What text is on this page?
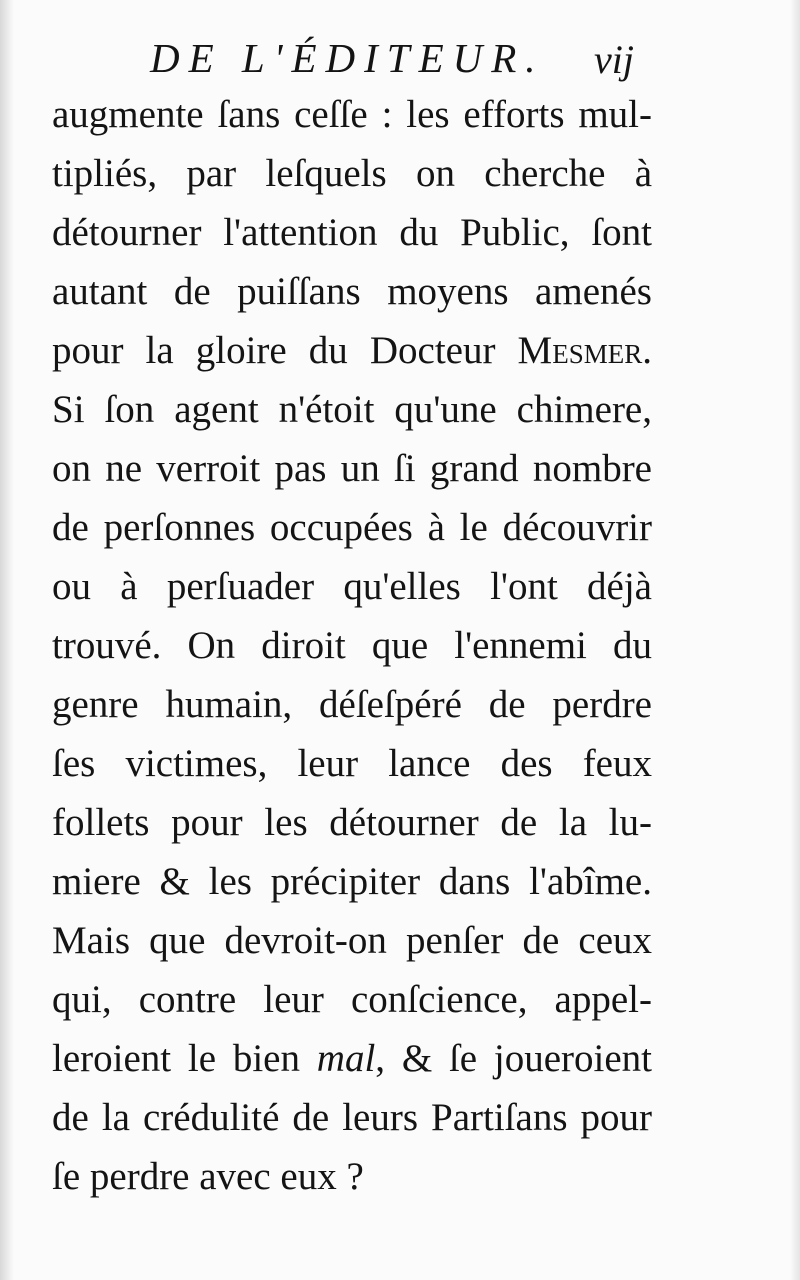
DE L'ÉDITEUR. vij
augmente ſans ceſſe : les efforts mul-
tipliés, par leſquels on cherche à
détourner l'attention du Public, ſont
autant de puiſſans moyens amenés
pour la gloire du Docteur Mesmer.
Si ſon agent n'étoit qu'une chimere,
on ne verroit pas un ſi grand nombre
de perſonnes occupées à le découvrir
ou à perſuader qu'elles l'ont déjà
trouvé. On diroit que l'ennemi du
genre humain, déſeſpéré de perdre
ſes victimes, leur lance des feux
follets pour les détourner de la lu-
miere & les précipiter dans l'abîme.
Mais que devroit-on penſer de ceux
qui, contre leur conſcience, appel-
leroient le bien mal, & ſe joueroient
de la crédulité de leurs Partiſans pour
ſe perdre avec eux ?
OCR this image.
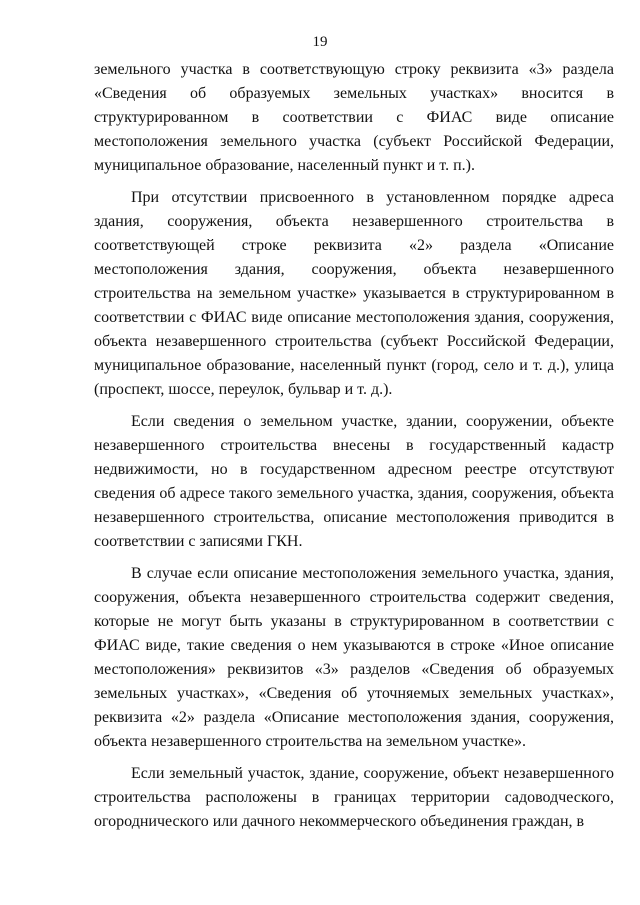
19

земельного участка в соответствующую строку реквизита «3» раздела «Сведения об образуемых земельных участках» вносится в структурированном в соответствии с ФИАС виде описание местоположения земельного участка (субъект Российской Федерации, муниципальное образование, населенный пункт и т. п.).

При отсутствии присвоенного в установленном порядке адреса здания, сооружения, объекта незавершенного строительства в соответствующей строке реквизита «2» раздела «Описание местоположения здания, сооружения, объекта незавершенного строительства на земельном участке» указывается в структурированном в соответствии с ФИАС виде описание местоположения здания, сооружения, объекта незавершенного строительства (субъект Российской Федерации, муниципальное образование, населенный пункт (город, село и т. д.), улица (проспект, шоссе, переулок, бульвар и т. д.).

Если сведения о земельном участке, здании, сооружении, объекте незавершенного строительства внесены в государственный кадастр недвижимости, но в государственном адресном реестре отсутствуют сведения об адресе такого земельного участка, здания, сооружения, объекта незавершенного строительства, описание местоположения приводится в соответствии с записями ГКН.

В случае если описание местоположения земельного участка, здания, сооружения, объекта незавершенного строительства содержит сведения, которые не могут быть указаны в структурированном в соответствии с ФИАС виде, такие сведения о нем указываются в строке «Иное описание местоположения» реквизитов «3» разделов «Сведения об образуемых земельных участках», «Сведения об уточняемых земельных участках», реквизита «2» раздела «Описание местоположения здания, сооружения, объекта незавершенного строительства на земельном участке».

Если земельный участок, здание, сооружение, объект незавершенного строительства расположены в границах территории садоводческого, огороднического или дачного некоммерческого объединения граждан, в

────────────────────────────────────────

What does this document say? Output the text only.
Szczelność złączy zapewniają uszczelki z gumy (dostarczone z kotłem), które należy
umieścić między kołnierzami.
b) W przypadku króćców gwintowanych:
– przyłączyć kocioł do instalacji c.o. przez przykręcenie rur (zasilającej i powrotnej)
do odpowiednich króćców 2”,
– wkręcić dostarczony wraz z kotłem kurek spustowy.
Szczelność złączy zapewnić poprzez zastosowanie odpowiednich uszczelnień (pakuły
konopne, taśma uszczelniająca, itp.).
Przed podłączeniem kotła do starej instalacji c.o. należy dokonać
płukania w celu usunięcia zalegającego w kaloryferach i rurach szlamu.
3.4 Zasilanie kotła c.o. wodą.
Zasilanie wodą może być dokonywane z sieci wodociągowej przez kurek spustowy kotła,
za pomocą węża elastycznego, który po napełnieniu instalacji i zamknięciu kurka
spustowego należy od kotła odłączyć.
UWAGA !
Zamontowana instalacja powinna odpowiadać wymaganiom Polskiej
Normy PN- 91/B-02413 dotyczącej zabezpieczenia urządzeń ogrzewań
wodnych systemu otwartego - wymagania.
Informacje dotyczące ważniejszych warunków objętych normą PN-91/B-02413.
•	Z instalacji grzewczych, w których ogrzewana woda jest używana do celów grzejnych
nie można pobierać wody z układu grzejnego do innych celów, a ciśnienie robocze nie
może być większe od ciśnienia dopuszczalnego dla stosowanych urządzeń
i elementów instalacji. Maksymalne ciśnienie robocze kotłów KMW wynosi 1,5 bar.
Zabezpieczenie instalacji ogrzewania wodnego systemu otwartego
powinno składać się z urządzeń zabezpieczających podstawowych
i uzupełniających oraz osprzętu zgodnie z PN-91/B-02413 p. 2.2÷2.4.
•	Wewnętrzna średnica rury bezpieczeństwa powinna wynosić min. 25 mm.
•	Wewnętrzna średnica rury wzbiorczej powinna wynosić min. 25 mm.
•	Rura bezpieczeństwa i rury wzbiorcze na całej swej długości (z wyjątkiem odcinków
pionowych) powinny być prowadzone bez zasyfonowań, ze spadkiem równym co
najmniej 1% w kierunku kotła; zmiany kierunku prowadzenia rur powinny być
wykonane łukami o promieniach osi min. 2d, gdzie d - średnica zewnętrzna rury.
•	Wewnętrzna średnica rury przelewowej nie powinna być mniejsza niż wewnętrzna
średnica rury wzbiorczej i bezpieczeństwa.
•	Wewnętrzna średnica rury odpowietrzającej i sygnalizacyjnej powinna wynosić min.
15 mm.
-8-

────────────────────────────────────────

Aim:
Using the records above, pull out each line where the word "kotła" occurs.

Expected answer:
Przed podłączeniem kotła do starej instalacji c.o. należy dokonać
3.4 Zasilanie kotła c.o. wodą.
Zasilanie wodą może być dokonywane z sieci wodociągowej przez kurek spustowy kotła,
spustowego należy od kotła odłączyć.
najmniej 1% w kierunku kotła; zmiany kierunku prowadzenia rur powinny być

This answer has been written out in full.